**Material supplied:**
· · · · ·

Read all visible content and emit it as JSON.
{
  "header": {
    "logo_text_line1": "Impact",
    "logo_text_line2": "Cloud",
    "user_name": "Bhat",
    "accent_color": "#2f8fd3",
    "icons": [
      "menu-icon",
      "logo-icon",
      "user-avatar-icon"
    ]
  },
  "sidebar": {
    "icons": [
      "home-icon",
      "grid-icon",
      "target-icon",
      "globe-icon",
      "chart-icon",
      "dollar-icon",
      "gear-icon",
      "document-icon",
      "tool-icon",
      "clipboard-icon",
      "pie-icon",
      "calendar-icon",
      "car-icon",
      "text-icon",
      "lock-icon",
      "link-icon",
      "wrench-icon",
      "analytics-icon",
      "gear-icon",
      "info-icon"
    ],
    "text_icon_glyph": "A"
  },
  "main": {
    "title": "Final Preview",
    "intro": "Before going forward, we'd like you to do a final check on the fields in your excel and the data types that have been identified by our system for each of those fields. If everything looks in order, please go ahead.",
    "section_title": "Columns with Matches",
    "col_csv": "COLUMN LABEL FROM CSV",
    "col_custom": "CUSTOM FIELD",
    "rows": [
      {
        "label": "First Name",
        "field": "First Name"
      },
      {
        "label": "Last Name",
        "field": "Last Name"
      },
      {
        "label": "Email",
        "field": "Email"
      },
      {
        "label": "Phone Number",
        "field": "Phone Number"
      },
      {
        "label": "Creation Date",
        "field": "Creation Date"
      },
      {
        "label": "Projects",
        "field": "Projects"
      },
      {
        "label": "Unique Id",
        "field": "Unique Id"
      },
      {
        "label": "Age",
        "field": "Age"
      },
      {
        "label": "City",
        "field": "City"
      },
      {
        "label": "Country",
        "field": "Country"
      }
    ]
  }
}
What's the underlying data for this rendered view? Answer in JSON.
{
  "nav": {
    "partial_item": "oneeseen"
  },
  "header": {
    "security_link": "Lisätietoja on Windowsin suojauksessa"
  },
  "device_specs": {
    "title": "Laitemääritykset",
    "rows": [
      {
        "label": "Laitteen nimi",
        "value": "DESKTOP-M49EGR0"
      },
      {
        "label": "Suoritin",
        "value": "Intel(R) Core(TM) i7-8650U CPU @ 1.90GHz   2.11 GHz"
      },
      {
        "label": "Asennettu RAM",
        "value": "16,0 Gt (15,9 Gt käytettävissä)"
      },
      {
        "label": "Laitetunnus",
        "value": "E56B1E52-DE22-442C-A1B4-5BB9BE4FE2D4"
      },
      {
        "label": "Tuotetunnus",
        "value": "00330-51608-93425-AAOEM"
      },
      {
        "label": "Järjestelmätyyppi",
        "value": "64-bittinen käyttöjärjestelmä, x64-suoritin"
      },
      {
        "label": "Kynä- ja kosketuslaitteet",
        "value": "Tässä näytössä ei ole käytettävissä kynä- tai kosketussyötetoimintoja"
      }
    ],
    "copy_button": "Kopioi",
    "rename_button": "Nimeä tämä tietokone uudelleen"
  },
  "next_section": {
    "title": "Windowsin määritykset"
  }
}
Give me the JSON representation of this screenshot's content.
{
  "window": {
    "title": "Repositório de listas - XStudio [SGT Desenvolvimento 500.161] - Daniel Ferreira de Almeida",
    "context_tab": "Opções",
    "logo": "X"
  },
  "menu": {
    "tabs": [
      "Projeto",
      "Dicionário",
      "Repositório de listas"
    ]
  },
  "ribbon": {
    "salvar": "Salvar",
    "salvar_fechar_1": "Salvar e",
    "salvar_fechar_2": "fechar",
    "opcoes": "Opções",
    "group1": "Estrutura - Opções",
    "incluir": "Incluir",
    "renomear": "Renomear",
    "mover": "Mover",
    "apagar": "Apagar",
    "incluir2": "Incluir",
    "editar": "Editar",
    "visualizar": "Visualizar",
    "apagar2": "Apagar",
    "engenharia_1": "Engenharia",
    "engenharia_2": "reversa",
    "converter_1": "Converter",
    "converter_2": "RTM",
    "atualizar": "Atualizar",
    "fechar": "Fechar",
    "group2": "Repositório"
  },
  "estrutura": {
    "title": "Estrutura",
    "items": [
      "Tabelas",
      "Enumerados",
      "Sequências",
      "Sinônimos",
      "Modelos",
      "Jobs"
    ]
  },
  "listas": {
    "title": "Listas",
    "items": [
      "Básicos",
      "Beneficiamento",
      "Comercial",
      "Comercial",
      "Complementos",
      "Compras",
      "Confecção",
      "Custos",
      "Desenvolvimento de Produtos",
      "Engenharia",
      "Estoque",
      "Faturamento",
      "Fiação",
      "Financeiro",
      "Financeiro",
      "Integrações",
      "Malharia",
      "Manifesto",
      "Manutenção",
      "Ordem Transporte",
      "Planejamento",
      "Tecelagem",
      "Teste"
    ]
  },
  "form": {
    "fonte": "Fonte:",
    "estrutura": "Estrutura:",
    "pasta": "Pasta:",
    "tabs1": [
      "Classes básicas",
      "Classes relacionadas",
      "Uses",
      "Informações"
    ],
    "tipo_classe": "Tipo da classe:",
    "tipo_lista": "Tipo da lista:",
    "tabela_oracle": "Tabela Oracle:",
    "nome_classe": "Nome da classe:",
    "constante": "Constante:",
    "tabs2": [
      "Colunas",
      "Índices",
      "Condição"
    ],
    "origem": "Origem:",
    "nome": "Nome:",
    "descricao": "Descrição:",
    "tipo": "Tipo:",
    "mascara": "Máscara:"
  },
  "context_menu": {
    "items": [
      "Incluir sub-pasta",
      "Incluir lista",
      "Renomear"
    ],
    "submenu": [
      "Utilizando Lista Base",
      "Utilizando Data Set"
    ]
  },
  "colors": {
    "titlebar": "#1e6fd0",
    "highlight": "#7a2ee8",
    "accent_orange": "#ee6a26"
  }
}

· · · · ·

**Given request:** Your task is to return the full listing exactly as it was given.

**Answer to this problem:**
Read all visible content and emit it as JSON.
{
  "header": {
    "logo_text_line1": "Impact",
    "logo_text_line2": "Cloud",
    "user_name": "Bhat",
    "accent_color": "#2f8fd3",
    "icons": [
      "menu-icon",
      "logo-icon",
      "user-avatar-icon"
    ]
  },
  "sidebar": {
    "icons": [
      "home-icon",
      "grid-icon",
      "target-icon",
      "globe-icon",
      "chart-icon",
      "dollar-icon",
      "gear-icon",
      "document-icon",
      "tool-icon",
      "clipboard-icon",
      "pie-icon",
      "calendar-icon",
      "car-icon",
      "text-icon",
      "lock-icon",
      "link-icon",
      "wrench-icon",
      "analytics-icon",
      "gear-icon",
      "info-icon"
    ],
    "text_icon_glyph": "A"
  },
  "main": {
    "title": "Final Preview",
    "intro": "Before going forward, we'd like you to do a final check on the fields in your excel and the data types that have been identified by our system for each of those fields. If everything looks in order, please go ahead.",
    "section_title": "Columns with Matches",
    "col_csv": "COLUMN LABEL FROM CSV",
    "col_custom": "CUSTOM FIELD",
    "rows": [
      {
        "label": "First Name",
        "field": "First Name"
      },
      {
        "label": "Last Name",
        "field": "Last Name"
      },
      {
        "label": "Email",
        "field": "Email"
      },
      {
        "label": "Phone Number",
        "field": "Phone Number"
      },
      {
        "label": "Creation Date",
        "field": "Creation Date"
      },
      {
        "label": "Projects",
        "field": "Projects"
      },
      {
        "label": "Unique Id",
        "field": "Unique Id"
      },
      {
        "label": "Age",
        "field": "Age"
      },
      {
        "label": "City",
        "field": "City"
      },
      {
        "label": "Country",
        "field": "Country"
      }
    ]
  }
}
What's the underlying data for this rendered view? Answer in JSON.
{
  "nav": {
    "partial_item": "oneeseen"
  },
  "header": {
    "security_link": "Lisätietoja on Windowsin suojauksessa"
  },
  "device_specs": {
    "title": "Laitemääritykset",
    "rows": [
      {
        "label": "Laitteen nimi",
        "value": "DESKTOP-M49EGR0"
      },
      {
        "label": "Suoritin",
        "value": "Intel(R) Core(TM) i7-8650U CPU @ 1.90GHz   2.11 GHz"
      },
      {
        "label": "Asennettu RAM",
        "value": "16,0 Gt (15,9 Gt käytettävissä)"
      },
      {
        "label": "Laitetunnus",
        "value": "E56B1E52-DE22-442C-A1B4-5BB9BE4FE2D4"
      },
      {
        "label": "Tuotetunnus",
        "value": "00330-51608-93425-AAOEM"
      },
      {
        "label": "Järjestelmätyyppi",
        "value": "64-bittinen käyttöjärjestelmä, x64-suoritin"
      },
      {
        "label": "Kynä- ja kosketuslaitteet",
        "value": "Tässä näytössä ei ole käytettävissä kynä- tai kosketussyötetoimintoja"
      }
    ],
    "copy_button": "Kopioi",
    "rename_button": "Nimeä tämä tietokone uudelleen"
  },
  "next_section": {
    "title": "Windowsin määritykset"
  }
}
Give me the JSON representation of this screenshot's content.
{
  "window": {
    "title": "Repositório de listas - XStudio [SGT Desenvolvimento 500.161] - Daniel Ferreira de Almeida",
    "context_tab": "Opções",
    "logo": "X"
  },
  "menu": {
    "tabs": [
      "Projeto",
      "Dicionário",
      "Repositório de listas"
    ]
  },
  "ribbon": {
    "salvar": "Salvar",
    "salvar_fechar_1": "Salvar e",
    "salvar_fechar_2": "fechar",
    "opcoes": "Opções",
    "group1": "Estrutura - Opções",
    "incluir": "Incluir",
    "renomear": "Renomear",
    "mover": "Mover",
    "apagar": "Apagar",
    "incluir2": "Incluir",
    "editar": "Editar",
    "visualizar": "Visualizar",
    "apagar2": "Apagar",
    "engenharia_1": "Engenharia",
    "engenharia_2": "reversa",
    "converter_1": "Converter",
    "converter_2": "RTM",
    "atualizar": "Atualizar",
    "fechar": "Fechar",
    "group2": "Repositório"
  },
  "estrutura": {
    "title": "Estrutura",
    "items": [
      "Tabelas",
      "Enumerados",
      "Sequências",
      "Sinônimos",
      "Modelos",
      "Jobs"
    ]
  },
  "listas": {
    "title": "Listas",
    "items": [
      "Básicos",
      "Beneficiamento",
      "Comercial",
      "Comercial",
      "Complementos",
      "Compras",
      "Confecção",
      "Custos",
      "Desenvolvimento de Produtos",
      "Engenharia",
      "Estoque",
      "Faturamento",
      "Fiação",
      "Financeiro",
      "Financeiro",
      "Integrações",
      "Malharia",
      "Manifesto",
      "Manutenção",
      "Ordem Transporte",
      "Planejamento",
      "Tecelagem",
      "Teste"
    ]
  },
  "form": {
    "fonte": "Fonte:",
    "estrutura": "Estrutura:",
    "pasta": "Pasta:",
    "tabs1": [
      "Classes básicas",
      "Classes relacionadas",
      "Uses",
      "Informações"
    ],
    "tipo_classe": "Tipo da classe:",
    "tipo_lista": "Tipo da lista:",
    "tabela_oracle": "Tabela Oracle:",
    "nome_classe": "Nome da classe:",
    "constante": "Constante:",
    "tabs2": [
      "Colunas",
      "Índices",
      "Condição"
    ],
    "origem": "Origem:",
    "nome": "Nome:",
    "descricao": "Descrição:",
    "tipo": "Tipo:",
    "mascara": "Máscara:"
  },
  "context_menu": {
    "items": [
      "Incluir sub-pasta",
      "Incluir lista",
      "Renomear"
    ],
    "submenu": [
      "Utilizando Lista Base",
      "Utilizando Data Set"
    ]
  },
  "colors": {
    "titlebar": "#1e6fd0",
    "highlight": "#7a2ee8",
    "accent_orange": "#ee6a26"
  }
}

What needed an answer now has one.